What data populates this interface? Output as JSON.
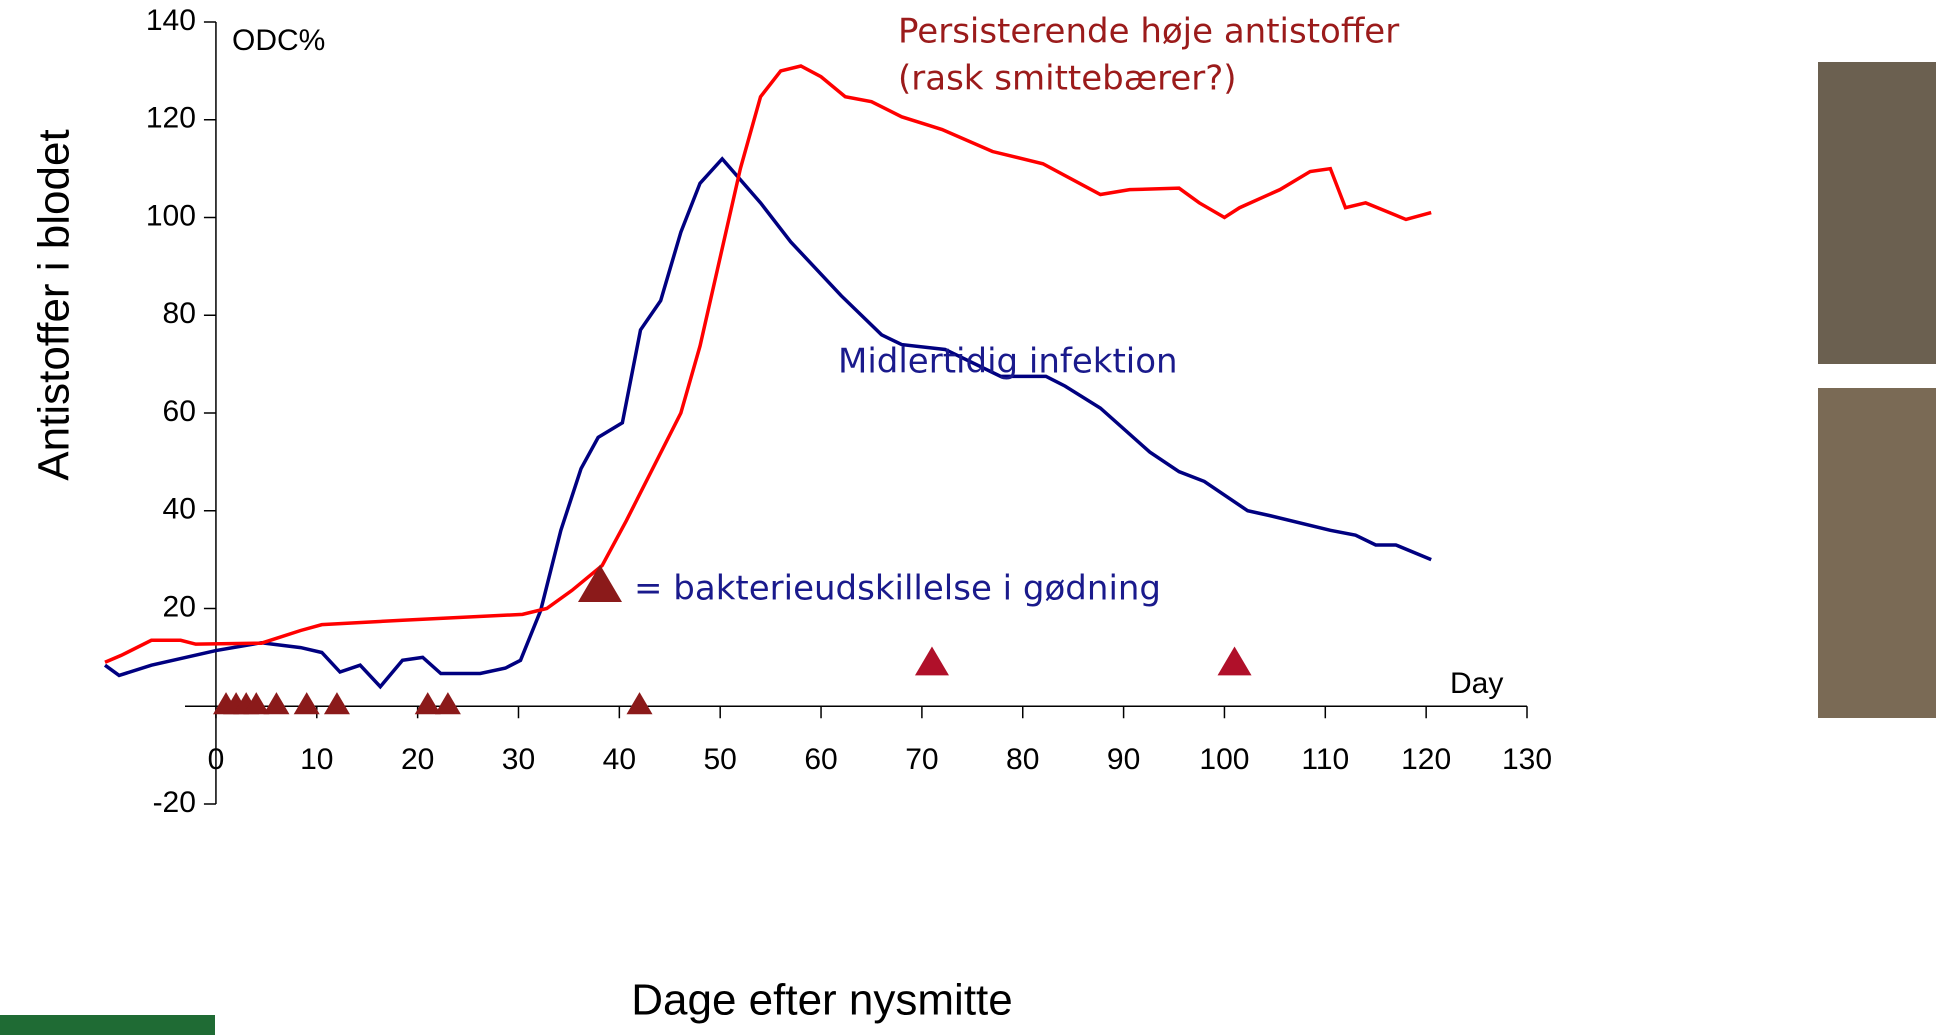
{
  "chart_data": {
    "type": "line",
    "y_label": "Antistoffer i blodet",
    "x_label": "Dage efter nysmitte",
    "unit_label": "ODC%",
    "x_unit_label": "Day",
    "annotations": [
      "Persisterende høje antistoffer",
      "(rask smittebærer?)",
      "Midlertidig infektion",
      "= bakterieudskillelse i gødning"
    ],
    "xlim": [
      -11,
      130
    ],
    "ylim": [
      -20,
      140
    ],
    "xticks": [
      0,
      10,
      20,
      30,
      40,
      50,
      60,
      70,
      80,
      90,
      100,
      110,
      120,
      130
    ],
    "yticks": [
      -20,
      20,
      40,
      60,
      80,
      100,
      120,
      140
    ],
    "series": [
      {
        "color": "#000080",
        "x": [
          -11,
          -9.6,
          -6.4,
          0,
          4.5,
          8.4,
          10.5,
          12.3,
          14.3,
          16.3,
          18.5,
          20.5,
          22.3,
          26.2,
          28.7,
          30.2,
          32.2,
          34.2,
          36.2,
          37.9,
          40.3,
          42.1,
          44.1,
          46.1,
          48,
          50.2,
          54,
          57,
          62,
          66,
          68,
          72.3,
          77.8,
          82.3,
          84.2,
          87.7,
          92.6,
          95.5,
          98,
          102.3,
          104.5,
          110.5,
          113,
          115,
          117,
          120.5
        ],
        "values": [
          8.4,
          6.3,
          8.4,
          11.4,
          13,
          12,
          11,
          7,
          8.4,
          4,
          9.4,
          10,
          6.7,
          6.7,
          7.8,
          9.4,
          19.6,
          36,
          48.6,
          55,
          58,
          77,
          83,
          97,
          107,
          112,
          103,
          95,
          84,
          76,
          74,
          73,
          67.5,
          67.5,
          65.5,
          61,
          52,
          48,
          46,
          40,
          39,
          36,
          35,
          33,
          33,
          30
        ]
      },
      {
        "color": "#ff0000",
        "x": [
          -11,
          -9.4,
          -6.4,
          -3.5,
          -2,
          4.5,
          8.4,
          10.5,
          18.5,
          30.4,
          32.8,
          35.3,
          38.3,
          40.7,
          46.1,
          48,
          52,
          54,
          56,
          58,
          60,
          62.4,
          65,
          68,
          72,
          77,
          82,
          87.7,
          90.6,
          95.5,
          97.5,
          100,
          101.5,
          105.5,
          108.5,
          110.5,
          112,
          114,
          118,
          120.5
        ],
        "values": [
          9,
          10.4,
          13.5,
          13.5,
          12.7,
          12.9,
          15.5,
          16.7,
          17.6,
          18.8,
          20,
          23.7,
          28.8,
          38,
          60,
          73.7,
          110,
          124.7,
          130,
          131,
          128.8,
          124.7,
          123.7,
          120.6,
          118,
          113.5,
          111,
          104.7,
          105.7,
          106,
          103,
          100,
          102,
          105.7,
          109.4,
          110,
          102,
          103,
          99.6,
          101
        ]
      }
    ],
    "markers": [
      {
        "color": "#8b1a1a",
        "x": [
          1,
          2,
          3,
          4,
          6,
          9,
          12,
          21,
          23,
          42
        ],
        "y": [
          0,
          0,
          0,
          0,
          0,
          0,
          0,
          0,
          0,
          0
        ]
      },
      {
        "color": "#b0102a",
        "x": [
          71,
          101
        ],
        "y": [
          10,
          10
        ]
      }
    ]
  }
}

..........

Task statement:
Pictures are excluded; output everything else in the data verbatim.

Solution for this task:
What data populates this interface? Output as JSON.
{
  "chart_data": {
    "type": "line",
    "y_label": "Antistoffer i blodet",
    "x_label": "Dage efter nysmitte",
    "unit_label": "ODC%",
    "x_unit_label": "Day",
    "annotations": [
      "Persisterende høje antistoffer",
      "(rask smittebærer?)",
      "Midlertidig infektion",
      "= bakterieudskillelse i gødning"
    ],
    "xlim": [
      -11,
      130
    ],
    "ylim": [
      -20,
      140
    ],
    "xticks": [
      0,
      10,
      20,
      30,
      40,
      50,
      60,
      70,
      80,
      90,
      100,
      110,
      120,
      130
    ],
    "yticks": [
      -20,
      20,
      40,
      60,
      80,
      100,
      120,
      140
    ],
    "series": [
      {
        "color": "#000080",
        "x": [
          -11,
          -9.6,
          -6.4,
          0,
          4.5,
          8.4,
          10.5,
          12.3,
          14.3,
          16.3,
          18.5,
          20.5,
          22.3,
          26.2,
          28.7,
          30.2,
          32.2,
          34.2,
          36.2,
          37.9,
          40.3,
          42.1,
          44.1,
          46.1,
          48,
          50.2,
          54,
          57,
          62,
          66,
          68,
          72.3,
          77.8,
          82.3,
          84.2,
          87.7,
          92.6,
          95.5,
          98,
          102.3,
          104.5,
          110.5,
          113,
          115,
          117,
          120.5
        ],
        "values": [
          8.4,
          6.3,
          8.4,
          11.4,
          13,
          12,
          11,
          7,
          8.4,
          4,
          9.4,
          10,
          6.7,
          6.7,
          7.8,
          9.4,
          19.6,
          36,
          48.6,
          55,
          58,
          77,
          83,
          97,
          107,
          112,
          103,
          95,
          84,
          76,
          74,
          73,
          67.5,
          67.5,
          65.5,
          61,
          52,
          48,
          46,
          40,
          39,
          36,
          35,
          33,
          33,
          30
        ]
      },
      {
        "color": "#ff0000",
        "x": [
          -11,
          -9.4,
          -6.4,
          -3.5,
          -2,
          4.5,
          8.4,
          10.5,
          18.5,
          30.4,
          32.8,
          35.3,
          38.3,
          40.7,
          46.1,
          48,
          52,
          54,
          56,
          58,
          60,
          62.4,
          65,
          68,
          72,
          77,
          82,
          87.7,
          90.6,
          95.5,
          97.5,
          100,
          101.5,
          105.5,
          108.5,
          110.5,
          112,
          114,
          118,
          120.5
        ],
        "values": [
          9,
          10.4,
          13.5,
          13.5,
          12.7,
          12.9,
          15.5,
          16.7,
          17.6,
          18.8,
          20,
          23.7,
          28.8,
          38,
          60,
          73.7,
          110,
          124.7,
          130,
          131,
          128.8,
          124.7,
          123.7,
          120.6,
          118,
          113.5,
          111,
          104.7,
          105.7,
          106,
          103,
          100,
          102,
          105.7,
          109.4,
          110,
          102,
          103,
          99.6,
          101
        ]
      }
    ],
    "markers": [
      {
        "color": "#8b1a1a",
        "x": [
          1,
          2,
          3,
          4,
          6,
          9,
          12,
          21,
          23,
          42
        ],
        "y": [
          0,
          0,
          0,
          0,
          0,
          0,
          0,
          0,
          0,
          0
        ]
      },
      {
        "color": "#b0102a",
        "x": [
          71,
          101
        ],
        "y": [
          10,
          10
        ]
      }
    ]
  }
}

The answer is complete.